§ **TASK PROMPT**
Reproduce all of the records exactly.

-------- RECORDS FOR THE EXERCISE --------

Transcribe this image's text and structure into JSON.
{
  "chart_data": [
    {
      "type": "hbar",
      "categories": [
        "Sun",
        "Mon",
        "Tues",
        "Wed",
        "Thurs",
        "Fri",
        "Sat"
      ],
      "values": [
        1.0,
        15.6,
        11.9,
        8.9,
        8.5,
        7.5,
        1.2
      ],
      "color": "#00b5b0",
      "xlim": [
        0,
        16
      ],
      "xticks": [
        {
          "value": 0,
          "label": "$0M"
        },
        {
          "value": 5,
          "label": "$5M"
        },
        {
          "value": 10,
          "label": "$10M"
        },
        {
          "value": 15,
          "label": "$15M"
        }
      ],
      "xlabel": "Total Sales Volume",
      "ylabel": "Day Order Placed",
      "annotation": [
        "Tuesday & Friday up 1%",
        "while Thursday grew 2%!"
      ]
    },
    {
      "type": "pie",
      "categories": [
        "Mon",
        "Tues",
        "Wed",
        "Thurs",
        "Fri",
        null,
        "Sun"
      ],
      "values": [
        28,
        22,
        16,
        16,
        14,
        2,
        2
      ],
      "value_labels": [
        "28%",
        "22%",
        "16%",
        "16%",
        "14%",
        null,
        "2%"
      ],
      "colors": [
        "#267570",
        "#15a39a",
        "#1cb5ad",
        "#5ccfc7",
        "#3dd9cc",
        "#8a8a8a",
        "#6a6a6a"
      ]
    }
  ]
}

--------

§ **ANSWER TO THIS EXERCISE**
Transcribe this image's text and structure into JSON.
{
  "chart_data": [
    {
      "type": "hbar",
      "categories": [
        "Sun",
        "Mon",
        "Tues",
        "Wed",
        "Thurs",
        "Fri",
        "Sat"
      ],
      "values": [
        1.0,
        15.6,
        11.9,
        8.9,
        8.5,
        7.5,
        1.2
      ],
      "color": "#00b5b0",
      "xlim": [
        0,
        16
      ],
      "xticks": [
        {
          "value": 0,
          "label": "$0M"
        },
        {
          "value": 5,
          "label": "$5M"
        },
        {
          "value": 10,
          "label": "$10M"
        },
        {
          "value": 15,
          "label": "$15M"
        }
      ],
      "xlabel": "Total Sales Volume",
      "ylabel": "Day Order Placed",
      "annotation": [
        "Tuesday & Friday up 1%",
        "while Thursday grew 2%!"
      ]
    },
    {
      "type": "pie",
      "categories": [
        "Mon",
        "Tues",
        "Wed",
        "Thurs",
        "Fri",
        null,
        "Sun"
      ],
      "values": [
        28,
        22,
        16,
        16,
        14,
        2,
        2
      ],
      "value_labels": [
        "28%",
        "22%",
        "16%",
        "16%",
        "14%",
        null,
        "2%"
      ],
      "colors": [
        "#267570",
        "#15a39a",
        "#1cb5ad",
        "#5ccfc7",
        "#3dd9cc",
        "#8a8a8a",
        "#6a6a6a"
      ]
    }
  ]
}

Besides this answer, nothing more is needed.